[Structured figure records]
****************************************
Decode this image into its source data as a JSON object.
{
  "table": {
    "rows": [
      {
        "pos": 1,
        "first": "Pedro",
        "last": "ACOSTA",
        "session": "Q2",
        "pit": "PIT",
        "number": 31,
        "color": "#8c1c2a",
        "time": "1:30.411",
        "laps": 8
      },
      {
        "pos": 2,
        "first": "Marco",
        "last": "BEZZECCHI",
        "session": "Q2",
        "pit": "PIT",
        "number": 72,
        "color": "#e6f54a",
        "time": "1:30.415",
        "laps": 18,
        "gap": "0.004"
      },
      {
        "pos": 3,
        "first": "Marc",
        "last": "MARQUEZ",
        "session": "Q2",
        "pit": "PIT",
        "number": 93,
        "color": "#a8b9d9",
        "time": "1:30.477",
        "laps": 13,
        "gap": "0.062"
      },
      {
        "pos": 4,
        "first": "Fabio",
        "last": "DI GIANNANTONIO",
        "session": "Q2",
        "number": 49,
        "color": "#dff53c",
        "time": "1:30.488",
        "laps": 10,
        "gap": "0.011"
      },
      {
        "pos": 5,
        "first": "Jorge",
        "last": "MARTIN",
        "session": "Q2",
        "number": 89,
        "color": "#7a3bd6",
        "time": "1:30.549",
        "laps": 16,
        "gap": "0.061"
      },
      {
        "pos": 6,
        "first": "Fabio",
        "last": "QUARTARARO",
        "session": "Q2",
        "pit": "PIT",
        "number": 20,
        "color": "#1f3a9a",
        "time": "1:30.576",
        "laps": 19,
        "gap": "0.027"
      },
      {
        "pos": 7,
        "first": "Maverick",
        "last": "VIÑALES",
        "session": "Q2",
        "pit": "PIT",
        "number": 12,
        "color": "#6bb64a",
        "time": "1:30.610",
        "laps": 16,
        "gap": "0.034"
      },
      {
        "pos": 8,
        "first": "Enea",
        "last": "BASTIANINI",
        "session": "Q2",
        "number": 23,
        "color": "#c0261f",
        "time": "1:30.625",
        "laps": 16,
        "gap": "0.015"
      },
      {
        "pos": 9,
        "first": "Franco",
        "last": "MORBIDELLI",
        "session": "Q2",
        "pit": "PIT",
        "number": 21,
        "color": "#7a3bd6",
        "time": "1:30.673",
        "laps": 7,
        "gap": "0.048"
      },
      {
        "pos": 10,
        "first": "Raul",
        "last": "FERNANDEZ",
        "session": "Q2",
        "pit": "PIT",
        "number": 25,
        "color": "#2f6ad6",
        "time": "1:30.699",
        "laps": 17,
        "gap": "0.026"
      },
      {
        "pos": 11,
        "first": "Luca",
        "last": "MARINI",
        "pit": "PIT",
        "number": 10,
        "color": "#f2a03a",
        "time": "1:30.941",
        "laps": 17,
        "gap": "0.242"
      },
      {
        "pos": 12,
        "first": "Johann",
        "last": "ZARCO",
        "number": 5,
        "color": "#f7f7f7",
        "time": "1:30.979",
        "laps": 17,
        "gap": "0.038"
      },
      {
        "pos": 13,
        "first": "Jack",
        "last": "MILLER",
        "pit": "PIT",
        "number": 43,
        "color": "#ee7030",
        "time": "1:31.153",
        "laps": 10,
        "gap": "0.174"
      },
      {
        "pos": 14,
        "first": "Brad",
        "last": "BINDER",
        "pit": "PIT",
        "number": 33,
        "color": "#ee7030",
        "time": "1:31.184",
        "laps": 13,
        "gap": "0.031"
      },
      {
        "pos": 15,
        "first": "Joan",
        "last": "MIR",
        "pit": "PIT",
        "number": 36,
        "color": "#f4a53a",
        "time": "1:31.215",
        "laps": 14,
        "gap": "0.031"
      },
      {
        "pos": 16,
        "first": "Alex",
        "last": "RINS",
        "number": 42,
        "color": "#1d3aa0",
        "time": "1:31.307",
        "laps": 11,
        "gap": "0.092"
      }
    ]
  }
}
****************************************
• Exercise brief
Reproduce the entries above in full, verbatim.

• Written solution
Decode this image into its source data as a JSON object.
{
  "table": {
    "rows": [
      {
        "pos": 1,
        "first": "Pedro",
        "last": "ACOSTA",
        "session": "Q2",
        "pit": "PIT",
        "number": 31,
        "color": "#8c1c2a",
        "time": "1:30.411",
        "laps": 8
      },
      {
        "pos": 2,
        "first": "Marco",
        "last": "BEZZECCHI",
        "session": "Q2",
        "pit": "PIT",
        "number": 72,
        "color": "#e6f54a",
        "time": "1:30.415",
        "laps": 18,
        "gap": "0.004"
      },
      {
        "pos": 3,
        "first": "Marc",
        "last": "MARQUEZ",
        "session": "Q2",
        "pit": "PIT",
        "number": 93,
        "color": "#a8b9d9",
        "time": "1:30.477",
        "laps": 13,
        "gap": "0.062"
      },
      {
        "pos": 4,
        "first": "Fabio",
        "last": "DI GIANNANTONIO",
        "session": "Q2",
        "number": 49,
        "color": "#dff53c",
        "time": "1:30.488",
        "laps": 10,
        "gap": "0.011"
      },
      {
        "pos": 5,
        "first": "Jorge",
        "last": "MARTIN",
        "session": "Q2",
        "number": 89,
        "color": "#7a3bd6",
        "time": "1:30.549",
        "laps": 16,
        "gap": "0.061"
      },
      {
        "pos": 6,
        "first": "Fabio",
        "last": "QUARTARARO",
        "session": "Q2",
        "pit": "PIT",
        "number": 20,
        "color": "#1f3a9a",
        "time": "1:30.576",
        "laps": 19,
        "gap": "0.027"
      },
      {
        "pos": 7,
        "first": "Maverick",
        "last": "VIÑALES",
        "session": "Q2",
        "pit": "PIT",
        "number": 12,
        "color": "#6bb64a",
        "time": "1:30.610",
        "laps": 16,
        "gap": "0.034"
      },
      {
        "pos": 8,
        "first": "Enea",
        "last": "BASTIANINI",
        "session": "Q2",
        "number": 23,
        "color": "#c0261f",
        "time": "1:30.625",
        "laps": 16,
        "gap": "0.015"
      },
      {
        "pos": 9,
        "first": "Franco",
        "last": "MORBIDELLI",
        "session": "Q2",
        "pit": "PIT",
        "number": 21,
        "color": "#7a3bd6",
        "time": "1:30.673",
        "laps": 7,
        "gap": "0.048"
      },
      {
        "pos": 10,
        "first": "Raul",
        "last": "FERNANDEZ",
        "session": "Q2",
        "pit": "PIT",
        "number": 25,
        "color": "#2f6ad6",
        "time": "1:30.699",
        "laps": 17,
        "gap": "0.026"
      },
      {
        "pos": 11,
        "first": "Luca",
        "last": "MARINI",
        "pit": "PIT",
        "number": 10,
        "color": "#f2a03a",
        "time": "1:30.941",
        "laps": 17,
        "gap": "0.242"
      },
      {
        "pos": 12,
        "first": "Johann",
        "last": "ZARCO",
        "number": 5,
        "color": "#f7f7f7",
        "time": "1:30.979",
        "laps": 17,
        "gap": "0.038"
      },
      {
        "pos": 13,
        "first": "Jack",
        "last": "MILLER",
        "pit": "PIT",
        "number": 43,
        "color": "#ee7030",
        "time": "1:31.153",
        "laps": 10,
        "gap": "0.174"
      },
      {
        "pos": 14,
        "first": "Brad",
        "last": "BINDER",
        "pit": "PIT",
        "number": 33,
        "color": "#ee7030",
        "time": "1:31.184",
        "laps": 13,
        "gap": "0.031"
      },
      {
        "pos": 15,
        "first": "Joan",
        "last": "MIR",
        "pit": "PIT",
        "number": 36,
        "color": "#f4a53a",
        "time": "1:31.215",
        "laps": 14,
        "gap": "0.031"
      },
      {
        "pos": 16,
        "first": "Alex",
        "last": "RINS",
        "number": 42,
        "color": "#1d3aa0",
        "time": "1:31.307",
        "laps": 11,
        "gap": "0.092"
      }
    ]
  }
}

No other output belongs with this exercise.